• LISTED RECORDS:
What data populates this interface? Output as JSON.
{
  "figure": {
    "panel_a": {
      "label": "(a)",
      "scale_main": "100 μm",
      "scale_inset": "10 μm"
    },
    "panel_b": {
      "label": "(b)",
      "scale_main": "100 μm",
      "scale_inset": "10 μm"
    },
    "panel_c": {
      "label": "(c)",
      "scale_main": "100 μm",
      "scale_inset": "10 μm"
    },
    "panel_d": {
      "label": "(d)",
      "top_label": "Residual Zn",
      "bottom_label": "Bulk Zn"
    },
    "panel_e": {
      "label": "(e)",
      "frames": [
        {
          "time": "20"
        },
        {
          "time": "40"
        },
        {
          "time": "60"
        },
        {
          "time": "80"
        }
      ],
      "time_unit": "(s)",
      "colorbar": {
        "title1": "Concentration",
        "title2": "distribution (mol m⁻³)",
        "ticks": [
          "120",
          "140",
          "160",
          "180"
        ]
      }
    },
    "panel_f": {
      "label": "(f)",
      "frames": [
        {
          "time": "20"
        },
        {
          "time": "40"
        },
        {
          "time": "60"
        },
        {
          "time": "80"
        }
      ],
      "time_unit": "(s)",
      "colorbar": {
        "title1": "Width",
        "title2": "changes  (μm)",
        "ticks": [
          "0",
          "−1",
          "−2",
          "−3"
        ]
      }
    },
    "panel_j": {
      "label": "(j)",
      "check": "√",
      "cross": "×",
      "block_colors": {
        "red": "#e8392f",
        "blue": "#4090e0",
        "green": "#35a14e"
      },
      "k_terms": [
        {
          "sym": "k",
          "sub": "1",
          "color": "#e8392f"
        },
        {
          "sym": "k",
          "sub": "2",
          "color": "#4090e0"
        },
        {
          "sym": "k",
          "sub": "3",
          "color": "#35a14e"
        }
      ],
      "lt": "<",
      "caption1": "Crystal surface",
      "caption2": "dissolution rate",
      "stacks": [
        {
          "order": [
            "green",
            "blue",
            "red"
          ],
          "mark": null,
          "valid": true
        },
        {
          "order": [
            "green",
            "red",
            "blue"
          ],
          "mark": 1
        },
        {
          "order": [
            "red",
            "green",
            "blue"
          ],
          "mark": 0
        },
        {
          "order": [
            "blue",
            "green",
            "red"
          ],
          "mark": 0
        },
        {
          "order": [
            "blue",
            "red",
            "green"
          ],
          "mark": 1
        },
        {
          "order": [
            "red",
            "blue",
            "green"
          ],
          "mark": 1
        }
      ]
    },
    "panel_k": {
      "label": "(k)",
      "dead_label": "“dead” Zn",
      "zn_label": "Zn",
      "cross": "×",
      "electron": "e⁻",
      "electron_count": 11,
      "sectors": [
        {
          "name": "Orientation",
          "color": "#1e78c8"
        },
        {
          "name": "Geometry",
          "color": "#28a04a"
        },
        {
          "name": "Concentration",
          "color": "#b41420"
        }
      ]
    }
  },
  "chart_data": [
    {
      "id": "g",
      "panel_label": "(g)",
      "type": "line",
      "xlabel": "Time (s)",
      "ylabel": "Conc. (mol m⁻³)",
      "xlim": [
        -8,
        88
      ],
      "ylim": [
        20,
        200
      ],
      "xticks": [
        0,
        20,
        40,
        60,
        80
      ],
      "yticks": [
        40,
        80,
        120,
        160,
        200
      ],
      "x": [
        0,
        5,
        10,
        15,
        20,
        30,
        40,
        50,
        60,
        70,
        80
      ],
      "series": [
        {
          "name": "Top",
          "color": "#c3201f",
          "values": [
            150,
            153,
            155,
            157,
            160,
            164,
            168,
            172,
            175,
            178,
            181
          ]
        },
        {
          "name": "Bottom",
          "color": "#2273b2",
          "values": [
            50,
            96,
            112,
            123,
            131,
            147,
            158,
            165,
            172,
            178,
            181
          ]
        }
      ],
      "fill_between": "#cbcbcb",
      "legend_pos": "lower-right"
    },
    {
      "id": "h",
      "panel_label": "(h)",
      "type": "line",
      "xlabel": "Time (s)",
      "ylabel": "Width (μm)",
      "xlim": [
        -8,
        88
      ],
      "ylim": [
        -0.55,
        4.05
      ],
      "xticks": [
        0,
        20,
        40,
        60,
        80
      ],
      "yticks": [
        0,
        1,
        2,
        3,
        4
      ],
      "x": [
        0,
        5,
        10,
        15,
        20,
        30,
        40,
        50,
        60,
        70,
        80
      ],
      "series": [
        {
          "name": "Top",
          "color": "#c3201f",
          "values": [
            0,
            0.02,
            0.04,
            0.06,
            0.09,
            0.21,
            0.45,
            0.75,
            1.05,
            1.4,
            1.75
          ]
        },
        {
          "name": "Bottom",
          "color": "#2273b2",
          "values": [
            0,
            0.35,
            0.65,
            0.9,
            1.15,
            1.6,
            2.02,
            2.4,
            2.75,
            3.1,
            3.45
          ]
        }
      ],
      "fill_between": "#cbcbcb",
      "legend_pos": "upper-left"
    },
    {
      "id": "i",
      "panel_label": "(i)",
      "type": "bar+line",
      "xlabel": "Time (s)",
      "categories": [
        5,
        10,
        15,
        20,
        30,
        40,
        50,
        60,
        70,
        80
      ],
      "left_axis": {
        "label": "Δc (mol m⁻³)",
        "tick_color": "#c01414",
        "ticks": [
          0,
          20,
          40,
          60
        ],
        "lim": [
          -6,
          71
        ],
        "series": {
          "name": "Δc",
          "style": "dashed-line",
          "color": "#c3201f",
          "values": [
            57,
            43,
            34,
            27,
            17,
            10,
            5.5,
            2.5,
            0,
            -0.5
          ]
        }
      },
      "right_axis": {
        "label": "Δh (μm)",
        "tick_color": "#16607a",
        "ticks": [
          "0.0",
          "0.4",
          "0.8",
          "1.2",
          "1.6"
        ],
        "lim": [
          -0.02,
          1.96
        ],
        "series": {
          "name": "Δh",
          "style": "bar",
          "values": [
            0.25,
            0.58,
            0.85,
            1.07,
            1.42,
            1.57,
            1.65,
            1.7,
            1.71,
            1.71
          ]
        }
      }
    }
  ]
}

• WHAT IS NEEDED: Every line above should be retyped exactly as given.

• EXERCISE SOLUTION:
What data populates this interface? Output as JSON.
{
  "figure": {
    "panel_a": {
      "label": "(a)",
      "scale_main": "100 μm",
      "scale_inset": "10 μm"
    },
    "panel_b": {
      "label": "(b)",
      "scale_main": "100 μm",
      "scale_inset": "10 μm"
    },
    "panel_c": {
      "label": "(c)",
      "scale_main": "100 μm",
      "scale_inset": "10 μm"
    },
    "panel_d": {
      "label": "(d)",
      "top_label": "Residual Zn",
      "bottom_label": "Bulk Zn"
    },
    "panel_e": {
      "label": "(e)",
      "frames": [
        {
          "time": "20"
        },
        {
          "time": "40"
        },
        {
          "time": "60"
        },
        {
          "time": "80"
        }
      ],
      "time_unit": "(s)",
      "colorbar": {
        "title1": "Concentration",
        "title2": "distribution (mol m⁻³)",
        "ticks": [
          "120",
          "140",
          "160",
          "180"
        ]
      }
    },
    "panel_f": {
      "label": "(f)",
      "frames": [
        {
          "time": "20"
        },
        {
          "time": "40"
        },
        {
          "time": "60"
        },
        {
          "time": "80"
        }
      ],
      "time_unit": "(s)",
      "colorbar": {
        "title1": "Width",
        "title2": "changes  (μm)",
        "ticks": [
          "0",
          "−1",
          "−2",
          "−3"
        ]
      }
    },
    "panel_j": {
      "label": "(j)",
      "check": "√",
      "cross": "×",
      "block_colors": {
        "red": "#e8392f",
        "blue": "#4090e0",
        "green": "#35a14e"
      },
      "k_terms": [
        {
          "sym": "k",
          "sub": "1",
          "color": "#e8392f"
        },
        {
          "sym": "k",
          "sub": "2",
          "color": "#4090e0"
        },
        {
          "sym": "k",
          "sub": "3",
          "color": "#35a14e"
        }
      ],
      "lt": "<",
      "caption1": "Crystal surface",
      "caption2": "dissolution rate",
      "stacks": [
        {
          "order": [
            "green",
            "blue",
            "red"
          ],
          "mark": null,
          "valid": true
        },
        {
          "order": [
            "green",
            "red",
            "blue"
          ],
          "mark": 1
        },
        {
          "order": [
            "red",
            "green",
            "blue"
          ],
          "mark": 0
        },
        {
          "order": [
            "blue",
            "green",
            "red"
          ],
          "mark": 0
        },
        {
          "order": [
            "blue",
            "red",
            "green"
          ],
          "mark": 1
        },
        {
          "order": [
            "red",
            "blue",
            "green"
          ],
          "mark": 1
        }
      ]
    },
    "panel_k": {
      "label": "(k)",
      "dead_label": "“dead” Zn",
      "zn_label": "Zn",
      "cross": "×",
      "electron": "e⁻",
      "electron_count": 11,
      "sectors": [
        {
          "name": "Orientation",
          "color": "#1e78c8"
        },
        {
          "name": "Geometry",
          "color": "#28a04a"
        },
        {
          "name": "Concentration",
          "color": "#b41420"
        }
      ]
    }
  },
  "chart_data": [
    {
      "id": "g",
      "panel_label": "(g)",
      "type": "line",
      "xlabel": "Time (s)",
      "ylabel": "Conc. (mol m⁻³)",
      "xlim": [
        -8,
        88
      ],
      "ylim": [
        20,
        200
      ],
      "xticks": [
        0,
        20,
        40,
        60,
        80
      ],
      "yticks": [
        40,
        80,
        120,
        160,
        200
      ],
      "x": [
        0,
        5,
        10,
        15,
        20,
        30,
        40,
        50,
        60,
        70,
        80
      ],
      "series": [
        {
          "name": "Top",
          "color": "#c3201f",
          "values": [
            150,
            153,
            155,
            157,
            160,
            164,
            168,
            172,
            175,
            178,
            181
          ]
        },
        {
          "name": "Bottom",
          "color": "#2273b2",
          "values": [
            50,
            96,
            112,
            123,
            131,
            147,
            158,
            165,
            172,
            178,
            181
          ]
        }
      ],
      "fill_between": "#cbcbcb",
      "legend_pos": "lower-right"
    },
    {
      "id": "h",
      "panel_label": "(h)",
      "type": "line",
      "xlabel": "Time (s)",
      "ylabel": "Width (μm)",
      "xlim": [
        -8,
        88
      ],
      "ylim": [
        -0.55,
        4.05
      ],
      "xticks": [
        0,
        20,
        40,
        60,
        80
      ],
      "yticks": [
        0,
        1,
        2,
        3,
        4
      ],
      "x": [
        0,
        5,
        10,
        15,
        20,
        30,
        40,
        50,
        60,
        70,
        80
      ],
      "series": [
        {
          "name": "Top",
          "color": "#c3201f",
          "values": [
            0,
            0.02,
            0.04,
            0.06,
            0.09,
            0.21,
            0.45,
            0.75,
            1.05,
            1.4,
            1.75
          ]
        },
        {
          "name": "Bottom",
          "color": "#2273b2",
          "values": [
            0,
            0.35,
            0.65,
            0.9,
            1.15,
            1.6,
            2.02,
            2.4,
            2.75,
            3.1,
            3.45
          ]
        }
      ],
      "fill_between": "#cbcbcb",
      "legend_pos": "upper-left"
    },
    {
      "id": "i",
      "panel_label": "(i)",
      "type": "bar+line",
      "xlabel": "Time (s)",
      "categories": [
        5,
        10,
        15,
        20,
        30,
        40,
        50,
        60,
        70,
        80
      ],
      "left_axis": {
        "label": "Δc (mol m⁻³)",
        "tick_color": "#c01414",
        "ticks": [
          0,
          20,
          40,
          60
        ],
        "lim": [
          -6,
          71
        ],
        "series": {
          "name": "Δc",
          "style": "dashed-line",
          "color": "#c3201f",
          "values": [
            57,
            43,
            34,
            27,
            17,
            10,
            5.5,
            2.5,
            0,
            -0.5
          ]
        }
      },
      "right_axis": {
        "label": "Δh (μm)",
        "tick_color": "#16607a",
        "ticks": [
          "0.0",
          "0.4",
          "0.8",
          "1.2",
          "1.6"
        ],
        "lim": [
          -0.02,
          1.96
        ],
        "series": {
          "name": "Δh",
          "style": "bar",
          "values": [
            0.25,
            0.58,
            0.85,
            1.07,
            1.42,
            1.57,
            1.65,
            1.7,
            1.71,
            1.71
          ]
        }
      }
    }
  ]
}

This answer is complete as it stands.